▶ [Recorded data]:
########################################

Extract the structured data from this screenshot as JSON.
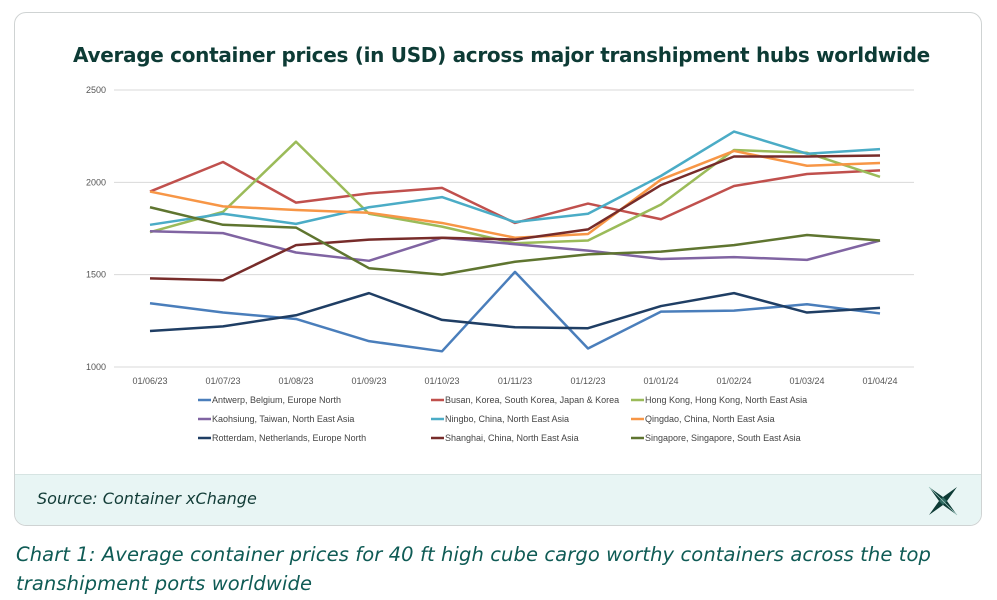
{
  "chart_data": {
    "type": "line",
    "title": "Average container prices (in USD) across major transhipment hubs worldwide",
    "xlabel": "",
    "ylabel": "",
    "ylim": [
      1000,
      2500
    ],
    "yticks": [
      1000,
      1500,
      2000,
      2500
    ],
    "grid": true,
    "legend_position": "bottom",
    "categories": [
      "01/06/23",
      "01/07/23",
      "01/08/23",
      "01/09/23",
      "01/10/23",
      "01/11/23",
      "01/12/23",
      "01/01/24",
      "01/02/24",
      "01/03/24",
      "01/04/24"
    ],
    "series": [
      {
        "name": "Antwerp, Belgium, Europe North",
        "color": "#4a7ebb",
        "values": [
          1345,
          1295,
          1260,
          1140,
          1085,
          1515,
          1100,
          1300,
          1305,
          1340,
          1290
        ]
      },
      {
        "name": "Busan, Korea, South Korea, Japan & Korea",
        "color": "#c0504d",
        "values": [
          1950,
          2110,
          1890,
          1940,
          1970,
          1780,
          1885,
          1800,
          1980,
          2045,
          2065
        ]
      },
      {
        "name": "Hong Kong, Hong Kong, North East Asia",
        "color": "#9bbb59",
        "values": [
          1730,
          1840,
          2220,
          1830,
          1760,
          1670,
          1685,
          1880,
          2175,
          2160,
          2030
        ]
      },
      {
        "name": "Kaohsiung, Taiwan, North East Asia",
        "color": "#8064a2",
        "values": [
          1735,
          1725,
          1620,
          1575,
          1700,
          1665,
          1630,
          1585,
          1595,
          1580,
          1685
        ]
      },
      {
        "name": "Ningbo, China, North East Asia",
        "color": "#4bacc6",
        "values": [
          1770,
          1830,
          1775,
          1865,
          1920,
          1785,
          1830,
          2035,
          2275,
          2155,
          2180
        ]
      },
      {
        "name": "Qingdao, China, North East Asia",
        "color": "#f79646",
        "values": [
          1950,
          1870,
          1850,
          1835,
          1780,
          1700,
          1720,
          2015,
          2170,
          2090,
          2105
        ]
      },
      {
        "name": "Rotterdam, Netherlands, Europe North",
        "color": "#1f3e64",
        "values": [
          1195,
          1220,
          1280,
          1400,
          1255,
          1215,
          1210,
          1330,
          1400,
          1295,
          1320
        ]
      },
      {
        "name": "Shanghai, China, North East Asia",
        "color": "#772c2a",
        "values": [
          1480,
          1470,
          1660,
          1690,
          1700,
          1690,
          1745,
          1985,
          2140,
          2140,
          2145
        ]
      },
      {
        "name": "Singapore, Singapore, South East Asia",
        "color": "#5f7530",
        "values": [
          1865,
          1770,
          1755,
          1535,
          1500,
          1570,
          1610,
          1625,
          1660,
          1715,
          1685
        ]
      }
    ]
  },
  "source": "Source: Container xChange",
  "caption": "Chart 1: Average container prices for 40 ft high cube cargo worthy containers across the top transhipment ports worldwide",
  "logo": {
    "name": "xchange-logo",
    "color": "#0d3b35"
  }
}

########################################

▶ [Set exercise]: Give the number of lines in the records above that contain the word "Average". Reply with that number alone.

▶ [The answer]: 2